[Start DATA SUPPLIED]

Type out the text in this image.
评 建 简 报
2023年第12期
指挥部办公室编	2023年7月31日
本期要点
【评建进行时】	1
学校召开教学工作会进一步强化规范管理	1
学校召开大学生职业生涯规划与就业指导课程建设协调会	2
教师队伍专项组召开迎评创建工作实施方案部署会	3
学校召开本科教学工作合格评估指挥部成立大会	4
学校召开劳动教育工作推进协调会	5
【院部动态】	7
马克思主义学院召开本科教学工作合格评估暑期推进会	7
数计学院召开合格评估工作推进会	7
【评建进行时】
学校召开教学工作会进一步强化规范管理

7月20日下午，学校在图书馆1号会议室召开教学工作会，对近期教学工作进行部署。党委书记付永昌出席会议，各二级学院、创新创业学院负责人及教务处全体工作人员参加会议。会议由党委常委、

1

[End DATA SUPPLIED]

**YOUR INSTRUCTIONS:** Reproduce the whole listing word for word.

**TASK RESULT:**
Type out the text in this image.
评 建 简 报
2023年第12期
指挥部办公室编	2023年7月31日
本期要点
【评建进行时】	1
学校召开教学工作会进一步强化规范管理	1
学校召开大学生职业生涯规划与就业指导课程建设协调会	2
教师队伍专项组召开迎评创建工作实施方案部署会	3
学校召开本科教学工作合格评估指挥部成立大会	4
学校召开劳动教育工作推进协调会	5
【院部动态】	7
马克思主义学院召开本科教学工作合格评估暑期推进会	7
数计学院召开合格评估工作推进会	7
【评建进行时】
学校召开教学工作会进一步强化规范管理

7月20日下午，学校在图书馆1号会议室召开教学工作会，对近期教学工作进行部署。党委书记付永昌出席会议，各二级学院、创新创业学院负责人及教务处全体工作人员参加会议。会议由党委常委、

1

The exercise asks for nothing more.